Element and coordinate listing:

BEGIN

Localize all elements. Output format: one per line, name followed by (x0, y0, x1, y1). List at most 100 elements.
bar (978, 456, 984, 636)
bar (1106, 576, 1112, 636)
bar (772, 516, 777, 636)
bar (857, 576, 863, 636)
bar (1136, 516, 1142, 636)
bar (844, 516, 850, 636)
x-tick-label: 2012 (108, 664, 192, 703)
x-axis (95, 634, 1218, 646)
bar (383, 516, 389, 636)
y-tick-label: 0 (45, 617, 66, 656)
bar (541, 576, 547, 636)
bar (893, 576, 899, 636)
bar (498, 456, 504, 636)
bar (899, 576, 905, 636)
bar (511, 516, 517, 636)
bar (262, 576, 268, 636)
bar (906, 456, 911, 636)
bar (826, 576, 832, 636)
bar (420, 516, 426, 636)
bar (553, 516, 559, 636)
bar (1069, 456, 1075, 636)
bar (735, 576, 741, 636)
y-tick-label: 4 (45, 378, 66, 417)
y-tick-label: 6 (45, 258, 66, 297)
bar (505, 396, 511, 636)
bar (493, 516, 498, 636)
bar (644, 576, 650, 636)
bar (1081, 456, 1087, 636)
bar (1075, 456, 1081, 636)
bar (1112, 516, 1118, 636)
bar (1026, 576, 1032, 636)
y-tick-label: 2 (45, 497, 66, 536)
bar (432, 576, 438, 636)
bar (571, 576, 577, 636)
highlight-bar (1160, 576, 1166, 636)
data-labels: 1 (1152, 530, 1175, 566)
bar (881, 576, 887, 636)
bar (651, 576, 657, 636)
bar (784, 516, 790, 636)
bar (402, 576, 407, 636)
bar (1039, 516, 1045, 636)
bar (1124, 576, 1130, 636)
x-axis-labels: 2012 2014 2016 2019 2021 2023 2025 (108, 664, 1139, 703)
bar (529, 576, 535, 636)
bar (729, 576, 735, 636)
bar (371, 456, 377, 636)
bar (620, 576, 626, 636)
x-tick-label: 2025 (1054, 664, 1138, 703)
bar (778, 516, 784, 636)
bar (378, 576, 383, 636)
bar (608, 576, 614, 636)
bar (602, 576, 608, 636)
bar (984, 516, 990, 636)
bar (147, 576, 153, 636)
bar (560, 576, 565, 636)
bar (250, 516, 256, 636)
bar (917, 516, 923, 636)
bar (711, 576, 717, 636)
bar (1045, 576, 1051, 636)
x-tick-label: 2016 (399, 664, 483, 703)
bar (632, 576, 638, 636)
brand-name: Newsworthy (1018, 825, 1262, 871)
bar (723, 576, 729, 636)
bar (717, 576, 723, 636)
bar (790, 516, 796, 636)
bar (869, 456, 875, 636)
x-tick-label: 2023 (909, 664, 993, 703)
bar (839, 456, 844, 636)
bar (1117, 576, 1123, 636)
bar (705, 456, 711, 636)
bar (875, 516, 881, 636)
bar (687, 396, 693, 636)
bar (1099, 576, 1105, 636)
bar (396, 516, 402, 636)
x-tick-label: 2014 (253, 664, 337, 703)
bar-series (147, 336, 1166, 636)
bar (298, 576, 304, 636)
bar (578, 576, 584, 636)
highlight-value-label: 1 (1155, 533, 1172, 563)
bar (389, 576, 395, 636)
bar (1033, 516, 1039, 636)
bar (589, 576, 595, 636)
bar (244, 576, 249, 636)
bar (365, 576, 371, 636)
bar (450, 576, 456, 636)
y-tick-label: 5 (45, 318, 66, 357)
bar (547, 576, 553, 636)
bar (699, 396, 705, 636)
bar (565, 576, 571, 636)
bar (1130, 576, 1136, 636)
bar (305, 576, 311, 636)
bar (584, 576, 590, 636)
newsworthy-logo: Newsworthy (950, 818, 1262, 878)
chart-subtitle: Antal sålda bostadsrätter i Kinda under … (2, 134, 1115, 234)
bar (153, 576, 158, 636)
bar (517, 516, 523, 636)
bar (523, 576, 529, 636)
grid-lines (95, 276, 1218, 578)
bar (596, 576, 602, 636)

END

■ **WORK TO DO**:
Print the listing above again, reproducing every line without any change.

■ **RESPONSE BELOW**:
Localize all elements. Output format: one per line, name followed by (x0, y0, x1, y1). List at most 100 elements.
bar (978, 456, 984, 636)
bar (1106, 576, 1112, 636)
bar (772, 516, 777, 636)
bar (857, 576, 863, 636)
bar (1136, 516, 1142, 636)
bar (844, 516, 850, 636)
x-tick-label: 2012 (108, 664, 192, 703)
x-axis (95, 634, 1218, 646)
bar (383, 516, 389, 636)
y-tick-label: 0 (45, 617, 66, 656)
bar (541, 576, 547, 636)
bar (893, 576, 899, 636)
bar (498, 456, 504, 636)
bar (899, 576, 905, 636)
bar (511, 516, 517, 636)
bar (262, 576, 268, 636)
bar (906, 456, 911, 636)
bar (826, 576, 832, 636)
bar (420, 516, 426, 636)
bar (553, 516, 559, 636)
bar (1069, 456, 1075, 636)
bar (735, 576, 741, 636)
y-tick-label: 4 (45, 378, 66, 417)
y-tick-label: 6 (45, 258, 66, 297)
bar (505, 396, 511, 636)
bar (493, 516, 498, 636)
bar (644, 576, 650, 636)
bar (1081, 456, 1087, 636)
bar (1075, 456, 1081, 636)
bar (1112, 516, 1118, 636)
bar (1026, 576, 1032, 636)
y-tick-label: 2 (45, 497, 66, 536)
bar (432, 576, 438, 636)
bar (571, 576, 577, 636)
highlight-bar (1160, 576, 1166, 636)
data-labels: 1 (1152, 530, 1175, 566)
bar (881, 576, 887, 636)
bar (651, 576, 657, 636)
bar (784, 516, 790, 636)
bar (402, 576, 407, 636)
bar (1039, 516, 1045, 636)
bar (1124, 576, 1130, 636)
x-axis-labels: 2012 2014 2016 2019 2021 2023 2025 (108, 664, 1139, 703)
bar (529, 576, 535, 636)
bar (729, 576, 735, 636)
bar (371, 456, 377, 636)
bar (620, 576, 626, 636)
x-tick-label: 2025 (1054, 664, 1138, 703)
bar (778, 516, 784, 636)
bar (378, 576, 383, 636)
bar (608, 576, 614, 636)
bar (602, 576, 608, 636)
bar (984, 516, 990, 636)
bar (147, 576, 153, 636)
bar (560, 576, 565, 636)
bar (250, 516, 256, 636)
bar (917, 516, 923, 636)
bar (711, 576, 717, 636)
bar (1045, 576, 1051, 636)
x-tick-label: 2016 (399, 664, 483, 703)
bar (632, 576, 638, 636)
brand-name: Newsworthy (1018, 825, 1262, 871)
bar (723, 576, 729, 636)
bar (717, 576, 723, 636)
bar (790, 516, 796, 636)
bar (869, 456, 875, 636)
x-tick-label: 2023 (909, 664, 993, 703)
bar (839, 456, 844, 636)
bar (1117, 576, 1123, 636)
bar (705, 456, 711, 636)
bar (875, 516, 881, 636)
bar (687, 396, 693, 636)
bar (1099, 576, 1105, 636)
bar (396, 516, 402, 636)
x-tick-label: 2014 (253, 664, 337, 703)
bar-series (147, 336, 1166, 636)
bar (298, 576, 304, 636)
bar (578, 576, 584, 636)
highlight-value-label: 1 (1155, 533, 1172, 563)
bar (389, 576, 395, 636)
bar (1033, 516, 1039, 636)
bar (589, 576, 595, 636)
bar (244, 576, 249, 636)
bar (365, 576, 371, 636)
bar (450, 576, 456, 636)
y-tick-label: 5 (45, 318, 66, 357)
bar (547, 576, 553, 636)
bar (699, 396, 705, 636)
bar (565, 576, 571, 636)
bar (1130, 576, 1136, 636)
bar (305, 576, 311, 636)
bar (584, 576, 590, 636)
newsworthy-logo: Newsworthy (950, 818, 1262, 878)
chart-subtitle: Antal sålda bostadsrätter i Kinda under … (2, 134, 1115, 234)
bar (153, 576, 158, 636)
bar (517, 516, 523, 636)
bar (523, 576, 529, 636)
grid-lines (95, 276, 1218, 578)
bar (596, 576, 602, 636)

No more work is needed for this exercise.